### The data
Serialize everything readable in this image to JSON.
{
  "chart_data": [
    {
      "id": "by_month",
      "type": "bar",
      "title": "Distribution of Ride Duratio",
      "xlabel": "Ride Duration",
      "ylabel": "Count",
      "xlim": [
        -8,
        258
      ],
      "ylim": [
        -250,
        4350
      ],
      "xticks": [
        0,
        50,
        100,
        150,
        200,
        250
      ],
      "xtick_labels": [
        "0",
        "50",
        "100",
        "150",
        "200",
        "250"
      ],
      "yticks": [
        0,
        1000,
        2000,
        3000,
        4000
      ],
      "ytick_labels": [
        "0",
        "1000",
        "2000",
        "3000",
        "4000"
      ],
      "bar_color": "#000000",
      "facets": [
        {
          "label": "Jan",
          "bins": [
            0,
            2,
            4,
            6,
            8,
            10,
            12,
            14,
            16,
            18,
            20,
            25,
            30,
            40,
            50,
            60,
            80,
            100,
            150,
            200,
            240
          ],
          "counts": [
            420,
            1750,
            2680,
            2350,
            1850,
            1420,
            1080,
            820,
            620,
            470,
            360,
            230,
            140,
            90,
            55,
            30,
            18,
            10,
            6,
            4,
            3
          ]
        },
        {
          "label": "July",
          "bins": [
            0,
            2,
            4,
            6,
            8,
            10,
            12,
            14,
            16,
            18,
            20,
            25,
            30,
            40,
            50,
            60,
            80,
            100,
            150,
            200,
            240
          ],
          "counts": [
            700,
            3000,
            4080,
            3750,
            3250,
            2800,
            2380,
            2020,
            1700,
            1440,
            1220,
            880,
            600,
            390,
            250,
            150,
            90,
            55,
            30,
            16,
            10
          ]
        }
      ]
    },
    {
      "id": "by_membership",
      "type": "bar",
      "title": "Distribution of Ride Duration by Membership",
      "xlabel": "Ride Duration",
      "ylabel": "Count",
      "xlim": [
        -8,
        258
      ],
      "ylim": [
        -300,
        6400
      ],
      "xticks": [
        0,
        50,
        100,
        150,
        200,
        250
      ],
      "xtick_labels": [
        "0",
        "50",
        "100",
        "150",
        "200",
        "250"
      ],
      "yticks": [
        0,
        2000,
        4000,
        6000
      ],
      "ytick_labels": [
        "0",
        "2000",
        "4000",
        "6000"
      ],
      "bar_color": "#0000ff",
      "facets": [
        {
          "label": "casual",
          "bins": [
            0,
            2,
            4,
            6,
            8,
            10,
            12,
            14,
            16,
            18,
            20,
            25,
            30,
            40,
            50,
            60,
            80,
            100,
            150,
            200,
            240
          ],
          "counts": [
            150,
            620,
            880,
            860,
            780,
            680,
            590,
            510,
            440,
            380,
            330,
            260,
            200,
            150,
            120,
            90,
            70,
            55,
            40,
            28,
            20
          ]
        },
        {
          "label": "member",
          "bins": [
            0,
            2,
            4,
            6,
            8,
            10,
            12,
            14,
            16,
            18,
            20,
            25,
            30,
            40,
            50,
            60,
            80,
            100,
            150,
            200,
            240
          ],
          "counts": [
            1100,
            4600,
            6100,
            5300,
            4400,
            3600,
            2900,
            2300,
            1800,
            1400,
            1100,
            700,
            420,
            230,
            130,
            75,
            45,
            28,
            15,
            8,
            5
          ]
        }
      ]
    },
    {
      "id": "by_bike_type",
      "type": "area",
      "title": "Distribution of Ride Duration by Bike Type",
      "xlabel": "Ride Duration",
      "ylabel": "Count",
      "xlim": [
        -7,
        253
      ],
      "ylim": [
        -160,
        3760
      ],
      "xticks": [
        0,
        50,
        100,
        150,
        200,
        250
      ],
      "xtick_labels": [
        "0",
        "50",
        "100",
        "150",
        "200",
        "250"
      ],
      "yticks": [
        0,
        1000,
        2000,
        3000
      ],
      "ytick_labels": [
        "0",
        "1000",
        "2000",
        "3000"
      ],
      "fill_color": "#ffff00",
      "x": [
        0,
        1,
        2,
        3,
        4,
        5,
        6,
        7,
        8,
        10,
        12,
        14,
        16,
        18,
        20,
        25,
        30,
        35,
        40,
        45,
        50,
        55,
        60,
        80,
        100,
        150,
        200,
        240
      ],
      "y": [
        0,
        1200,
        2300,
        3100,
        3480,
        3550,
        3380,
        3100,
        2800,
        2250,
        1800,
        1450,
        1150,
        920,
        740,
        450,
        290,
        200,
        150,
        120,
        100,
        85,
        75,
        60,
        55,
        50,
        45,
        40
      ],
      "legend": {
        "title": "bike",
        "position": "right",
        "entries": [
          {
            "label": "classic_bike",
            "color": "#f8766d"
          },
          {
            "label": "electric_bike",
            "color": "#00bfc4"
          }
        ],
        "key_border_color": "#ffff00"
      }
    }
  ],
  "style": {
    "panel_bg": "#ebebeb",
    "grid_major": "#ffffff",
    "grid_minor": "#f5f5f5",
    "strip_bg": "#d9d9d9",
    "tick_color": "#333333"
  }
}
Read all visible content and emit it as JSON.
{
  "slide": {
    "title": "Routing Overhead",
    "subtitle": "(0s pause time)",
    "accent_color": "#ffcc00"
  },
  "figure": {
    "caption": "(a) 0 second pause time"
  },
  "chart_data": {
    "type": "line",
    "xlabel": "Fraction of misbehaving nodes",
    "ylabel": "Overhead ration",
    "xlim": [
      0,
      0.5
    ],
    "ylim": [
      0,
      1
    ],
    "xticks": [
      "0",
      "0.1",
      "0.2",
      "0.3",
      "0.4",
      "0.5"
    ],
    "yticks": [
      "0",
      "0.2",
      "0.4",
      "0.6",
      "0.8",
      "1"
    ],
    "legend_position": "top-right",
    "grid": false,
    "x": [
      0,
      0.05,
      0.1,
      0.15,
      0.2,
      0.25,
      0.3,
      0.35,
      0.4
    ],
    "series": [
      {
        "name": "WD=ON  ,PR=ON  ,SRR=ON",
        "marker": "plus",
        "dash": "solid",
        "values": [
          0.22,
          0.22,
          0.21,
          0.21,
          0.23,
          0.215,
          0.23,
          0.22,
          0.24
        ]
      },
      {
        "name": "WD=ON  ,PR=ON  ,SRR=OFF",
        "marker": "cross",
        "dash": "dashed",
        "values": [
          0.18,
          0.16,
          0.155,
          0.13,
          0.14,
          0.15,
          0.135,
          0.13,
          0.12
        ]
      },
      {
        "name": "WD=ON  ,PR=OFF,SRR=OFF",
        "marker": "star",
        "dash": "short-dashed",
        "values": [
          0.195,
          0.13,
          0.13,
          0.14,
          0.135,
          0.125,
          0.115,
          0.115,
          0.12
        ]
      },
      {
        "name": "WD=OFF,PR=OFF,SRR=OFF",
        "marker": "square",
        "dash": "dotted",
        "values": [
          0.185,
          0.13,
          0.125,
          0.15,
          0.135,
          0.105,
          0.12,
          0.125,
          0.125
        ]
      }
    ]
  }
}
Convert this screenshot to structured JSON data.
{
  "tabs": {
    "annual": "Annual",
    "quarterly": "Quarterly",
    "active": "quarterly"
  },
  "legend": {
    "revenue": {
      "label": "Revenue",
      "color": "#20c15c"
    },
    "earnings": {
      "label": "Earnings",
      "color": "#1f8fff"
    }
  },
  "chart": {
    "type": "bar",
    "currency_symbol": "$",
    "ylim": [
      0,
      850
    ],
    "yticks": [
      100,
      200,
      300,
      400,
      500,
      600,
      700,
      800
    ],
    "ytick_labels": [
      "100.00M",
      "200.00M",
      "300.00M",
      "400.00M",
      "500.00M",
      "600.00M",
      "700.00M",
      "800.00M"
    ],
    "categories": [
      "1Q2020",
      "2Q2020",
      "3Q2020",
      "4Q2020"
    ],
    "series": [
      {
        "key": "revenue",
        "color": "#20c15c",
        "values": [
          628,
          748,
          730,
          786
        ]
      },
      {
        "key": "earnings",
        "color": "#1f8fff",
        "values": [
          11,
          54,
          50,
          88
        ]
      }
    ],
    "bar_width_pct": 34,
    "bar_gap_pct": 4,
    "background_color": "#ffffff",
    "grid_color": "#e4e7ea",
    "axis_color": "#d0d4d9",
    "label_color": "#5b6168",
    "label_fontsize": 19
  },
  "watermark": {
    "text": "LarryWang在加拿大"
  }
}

### Exercise instructions
From the line that contains "Convert this screenshot" down to the last line of the listing above, repeat each line exactly, and include nothing else.

### Response to the exercise
Convert this screenshot to structured JSON data.
{
  "tabs": {
    "annual": "Annual",
    "quarterly": "Quarterly",
    "active": "quarterly"
  },
  "legend": {
    "revenue": {
      "label": "Revenue",
      "color": "#20c15c"
    },
    "earnings": {
      "label": "Earnings",
      "color": "#1f8fff"
    }
  },
  "chart": {
    "type": "bar",
    "currency_symbol": "$",
    "ylim": [
      0,
      850
    ],
    "yticks": [
      100,
      200,
      300,
      400,
      500,
      600,
      700,
      800
    ],
    "ytick_labels": [
      "100.00M",
      "200.00M",
      "300.00M",
      "400.00M",
      "500.00M",
      "600.00M",
      "700.00M",
      "800.00M"
    ],
    "categories": [
      "1Q2020",
      "2Q2020",
      "3Q2020",
      "4Q2020"
    ],
    "series": [
      {
        "key": "revenue",
        "color": "#20c15c",
        "values": [
          628,
          748,
          730,
          786
        ]
      },
      {
        "key": "earnings",
        "color": "#1f8fff",
        "values": [
          11,
          54,
          50,
          88
        ]
      }
    ],
    "bar_width_pct": 34,
    "bar_gap_pct": 4,
    "background_color": "#ffffff",
    "grid_color": "#e4e7ea",
    "axis_color": "#d0d4d9",
    "label_color": "#5b6168",
    "label_fontsize": 19
  },
  "watermark": {
    "text": "LarryWang在加拿大"
  }
}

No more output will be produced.